### AIM
Search the records for the word "医药生物" and pick out every line that has it.

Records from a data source
'''

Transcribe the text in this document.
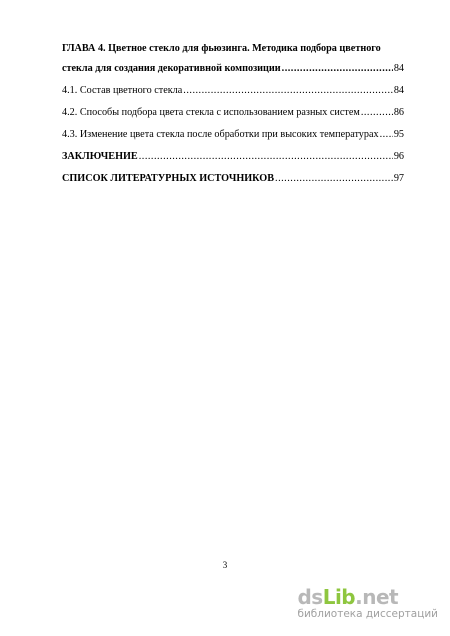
ГЛАВА 4. Цветное стекло для фьюзинга. Методика подбора цветного
стекла для создания декоративной композиции .....	84
4.1. Состав цветного стекла .....	84
4.2. Способы подбора цвета стекла с использованием разных систем .....	86
4.3. Изменение цвета стекла после обработки при высоких температурах ..... 95
ЗАКЛЮЧЕНИЕ .....	96
СПИСОК ЛИТЕРАТУРНЫХ ИСТОЧНИКОВ .....	97
3
dsLib.net
библиотека диссертаций
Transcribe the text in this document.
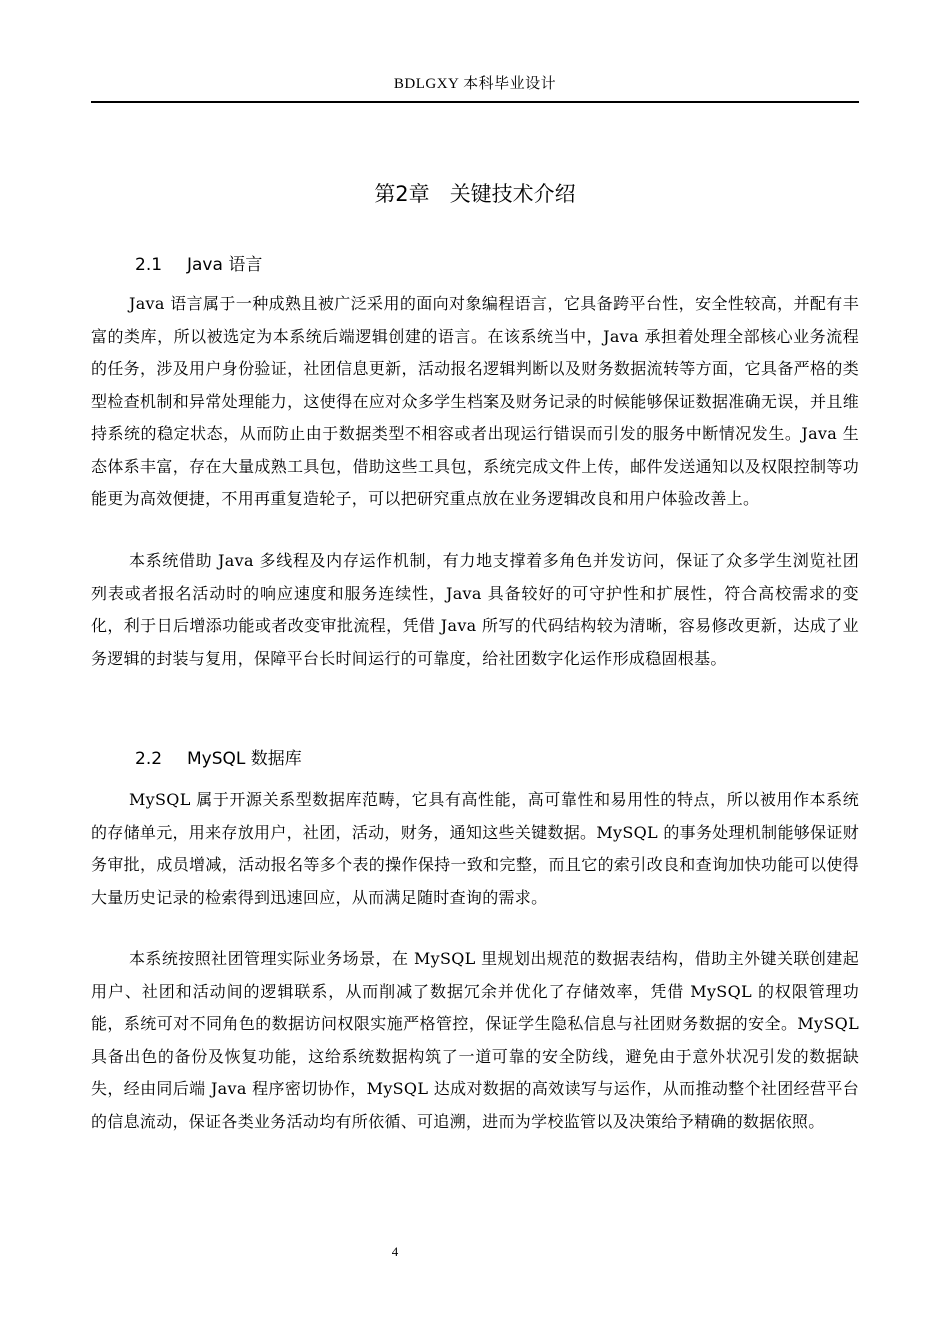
BDLGXY 本科毕业设计
第2章 关键技术介绍
2.1 Java 语言

Java 语言属于一种成熟且被广泛采用的面向对象编程语言，它具备跨平台性，安全性较高，并配有丰富的类库，所以被选定为本系统后端逻辑创建的语言。在该系统当中，Java 承担着处理全部核心业务流程的任务，涉及用户身份验证，社团信息更新，活动报名逻辑判断以及财务数据流转等方面，它具备严格的类型检查机制和异常处理能力，这使得在应对众多学生档案及财务记录的时候能够保证数据准确无误，并且维持系统的稳定状态，从而防止由于数据类型不相容或者出现运行错误而引发的服务中断情况发生。Java 生态体系丰富，存在大量成熟工具包，借助这些工具包，系统完成文件上传，邮件发送通知以及权限控制等功能更为高效便捷，不用再重复造轮子，可以把研究重点放在业务逻辑改良和用户体验改善上。

本系统借助 Java 多线程及内存运作机制，有力地支撑着多角色并发访问，保证了众多学生浏览社团列表或者报名活动时的响应速度和服务连续性，Java 具备较好的可守护性和扩展性，符合高校需求的变化，利于日后增添功能或者改变审批流程，凭借 Java 所写的代码结构较为清晰，容易修改更新，达成了业务逻辑的封装与复用，保障平台长时间运行的可靠度，给社团数字化运作形成稳固根基。

2.2 MySQL 数据库

MySQL 属于开源关系型数据库范畴，它具有高性能，高可靠性和易用性的特点，所以被用作本系统的存储单元，用来存放用户，社团，活动，财务，通知这些关键数据。MySQL 的事务处理机制能够保证财务审批，成员增减，活动报名等多个表的操作保持一致和完整，而且它的索引改良和查询加快功能可以使得大量历史记录的检索得到迅速回应，从而满足随时查询的需求。

本系统按照社团管理实际业务场景，在 MySQL 里规划出规范的数据表结构，借助主外键关联创建起用户、社团和活动间的逻辑联系，从而削减了数据冗余并优化了存储效率，凭借 MySQL 的权限管理功能，系统可对不同角色的数据访问权限实施严格管控，保证学生隐私信息与社团财务数据的安全。MySQL 具备出色的备份及恢复功能，这给系统数据构筑了一道可靠的安全防线，避免由于意外状况引发的数据缺失，经由同后端 Java 程序密切协作，MySQL 达成对数据的高效读写与运作，从而推动整个社团经营平台的信息流动，保证各类业务活动均有所依循、可追溯，进而为学校监管以及决策给予精确的数据依照。

4
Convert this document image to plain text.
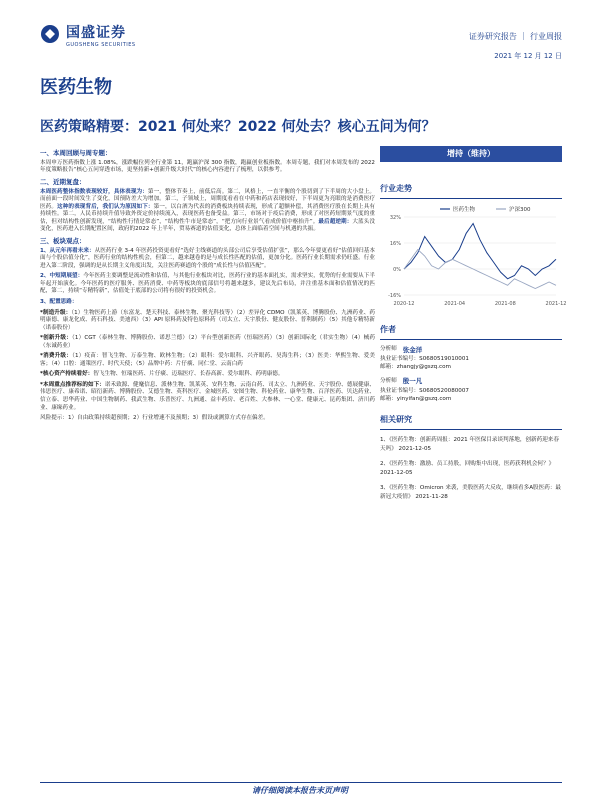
国盛证券
GUOSHENG SECURITIES
证券研究报告 ｜ 行业周报
2021 年 12 月 12 日
医药生物
医药策略精要：2021 何处来？2022 何处去？核心五问为何？
一、本周回顾与周专题：
本周申万医药指数上涨 1.08%，涨跌幅位列全行业第 11，跑赢沪深 300 指数，跑赢创业板指数。本周专题，我们对本周发布的 2022 年度策略报告“核心五问穿透市场，更坚持新+创新升级大时代”的核心内容进行了梳理，以供参考。
二、近期复盘：
本周医药整体指数表现较好，具体表现为：第一，整体节奏上，前低后高。第二，风格上，一直平衡的个股切到了下半周的大小盘上。而前面一段时间发生了变化，国预防差大为增加。第二，子领域上，周期度看看在中药和药店表现较好，下半周更为亮眼的是消费医疗医药。这种的表现背后，我们认为原因如下：第一，以白酒为代表的消费板块持续表现，形成了超额补偿，其消费医疗股在长期上具有持续性。第二，人民币持续升值导致外资定价持续流入，表现医药也备受益。第三，市场对于疫后消费，形成了对医药短期景气度的重估，但对结构性创新发现，“结构性行情是常态”，“结构性牛市是常态”，“把方向行业景气看成价值中枢抬升”。最后超逆期：大蓝头没变化，医药进入长期配置区间，政府的2022 年上半年，贸易赛道的估值变化，总体上面临着空间与机遇的共振。
三、板块观点：
1、从元年再看未来：从医药行业 3-4 年医药投资更看好“选好主线赛道的头部公司后享受估值扩张”，那么今年要更看好“估值回归基本面与个股估值分化”，医药行业的结构性机会，但第二，越来越卷的是与成长性匹配的估值，更加分化。医药行业长期需求仍旺盛。行业进入第二阶段，强调的是从长期主义角度出发，关注医药赛道的个股的“成长性与估值匹配”。
2、中短期展望：今年医药主要调整是流动性和估值，与其他行业板块对比，医药行业的基本面扎实，需求坚实，优势的行业需要从下半年起开始演化。今年医药的医疗服务、医药消费、中药等板块的底部信号将越来越多，建议先后布局，并注重基本面和估值情况的匹配，第二，持续“专精特新”，估值处于底部的公司将有很好的投资机会。
3、配置思路：
*制造升级：（1）生物医药上游（东富龙、楚天科技、泰林生物、聚光科技等）（2）差异化 CDMO（凯莱英、博腾股份、九洲药业、药明康德、康龙化成、药石科技、美迪西）（3）API 原料药及特色原料药（司太立、天宇股份、健友股份、普利制药）（5）其他专精特新（诺泰股份）
*创新升级：（1）CGT（泰林生物、博腾股份、诺思兰德）（2）平台型创新医药（恒瑞医药）（3）创新国际化（君实生物）（4）械药（东诚药业）
*消费升级：（1）疫苗：智飞生物、万泰生物、欧林生物；（2）眼科：爱尔眼科、兴齐眼药、昊海生科；（3）医美：华熙生物、爱美客；（4）口腔：通策医疗、时代天使；（5）品牌中药：片仔癀、同仁堂、云南白药
*核心资产持续看好：智飞生物、恒瑞医药、片仔癀、迈瑞医疗、长春高新、爱尔眼科、药明康德。
*本周重点推荐标的如下：诺禾致源、健麾信息、派林生物、凯莱英、安科生物、云南白药、司太立、九洲药业、天宇股份、德展健康、伟思医疗、康希诺、昭衍新药、博腾股份、艾德生物、英科医疗、金城医药、安图生物、科伦药业、康华生物、百洋医药、贝达药业、信立泰、思华药业、中国生物制药、我武生物、乐普医疗、九洲通、益丰药房、老百姓、大参林、一心堂、健康元、昆药集团、济川药业、康缘药业。
风险提示：1）自由政策持续超预期；2）行业增速不及预期；3）假设或测算方式存在偏差。
增持（维持）
行业走势
-16%
0%
16%
32%
2020-12	2021-04	2021-08	2021-12
医药生物	沪深300
作者
分析师 张金洋
执业证书编号：S0680519010001
邮箱：zhangjy@gszq.com
分析师 殷一凡
执业证书编号：S0680520080007
邮箱：yinyifan@gszq.com
相关研究
1、《医药生物：创新药周报：2021 年医保目录谈判落地，创新药迎来春天吗》 2021-12-05
2、《医药生物：激励、员工持股，回购集中出现，医药获利机会何？》 2021-12-05
3、《医药生物：Omicron 来袭，美股医药大反攻，继续看多A股医药：最新冠大疫情》 2021-11-28
请仔细阅读本报告末页声明
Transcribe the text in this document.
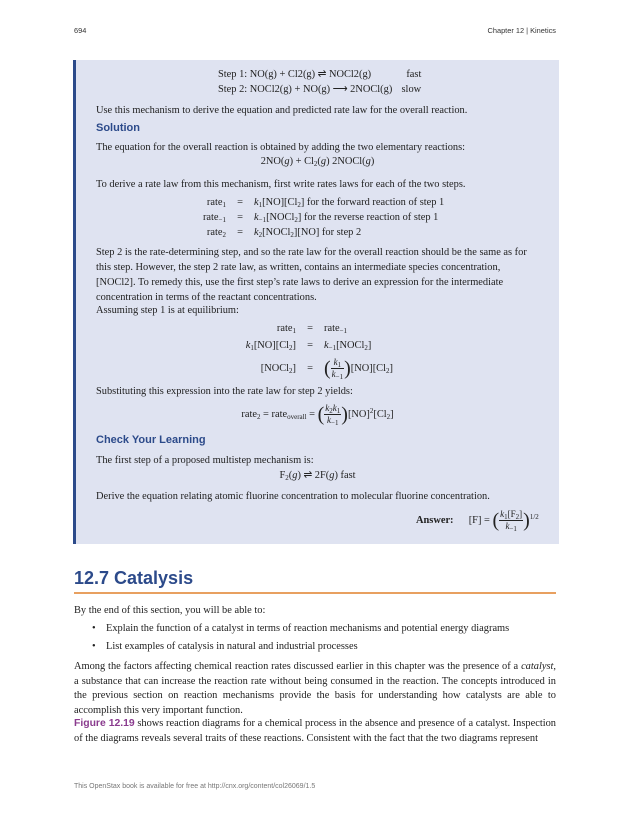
694	Chapter 12 | Kinetics
Step 1: NO(g) + Cl2(g) ⇌ NOCl2(g)	fast
Step 2: NOCl2(g) + NO(g) ⟶ 2NOCl(g) slow
Use this mechanism to derive the equation and predicted rate law for the overall reaction.
Solution
The equation for the overall reaction is obtained by adding the two elementary reactions:
$2NO(g) + Cl_2(g)$ 2NOCl(g)
To derive a rate law from this mechanism, first write rates laws for each of the two steps.
rate$_1$ = $k_1[NO][Cl_2]$ for the forward reaction of step 1
rate$_{-1}$ = $k_{-1}[NOCl_2]$ for the reverse reaction of step 1
rate$_2$ = $k_2[NOCl_2][NO]$ for step 2
Step 2 is the rate-determining step, and so the rate law for the overall reaction should be the same as for this step. However, the step 2 rate law, as written, contains an intermediate species concentration, [NOCl2]. To remedy this, use the first step’s rate laws to derive an expression for the intermediate concentration in terms of the reactant concentrations.
Assuming step 1 is at equilibrium:
rate$_1$ = rate$_{-1}$
$k_1[NO][Cl_2]$ = $k_{-1}[NOCl_2]$
[NOCl$_2$] = ( $\frac{k_1}{k_{-1}} )[NO][Cl_2]$
Substituting this expression into the rate law for step 2 yields:
rate$_2$ = rate$_{overall}$ = ( $\frac{k_2k_1}{k_{-1}} )[NO]^2[Cl_2]$
Check Your Learning
The first step of a proposed multistep mechanism is:
$F_2(g)$ ⇌ 2F(g) fast
Derive the equation relating atomic fluorine concentration to molecular fluorine concentration.
Answer:  [F] = ( $\frac{k_1[F_2]}{k_{-1}} )^{1/2}$
12.7 Catalysis
By the end of this section, you will be able to:
• Explain the function of a catalyst in terms of reaction mechanisms and potential energy diagrams
• List examples of catalysis in natural and industrial processes
Among the factors affecting chemical reaction rates discussed earlier in this chapter was the presence of a catalyst, a substance that can increase the reaction rate without being consumed in the reaction. The concepts introduced in the previous section on reaction mechanisms provide the basis for understanding how catalysts are able to accomplish this very important function.
Figure 12.19 shows reaction diagrams for a chemical process in the absence and presence of a catalyst. Inspection of the diagrams reveals several traits of these reactions. Consistent with the fact that the two diagrams represent
This OpenStax book is available for free at http://cnx.org/content/col26069/1.5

'''

### TASK OUTPUT
医药生物
医药生物	沪深300
1、《医药生物：创新药周报：2021 年医保目录谈判落地，创新药迎来春天吗》 2021-12-05
2、《医药生物：激励、员工持股，回购集中出现，医药获利机会何？》 2021-12-05
3、《医药生物：Omicron 来袭，美股医药大反攻，继续看多A股医药：最新冠大疫情》 2021-11-28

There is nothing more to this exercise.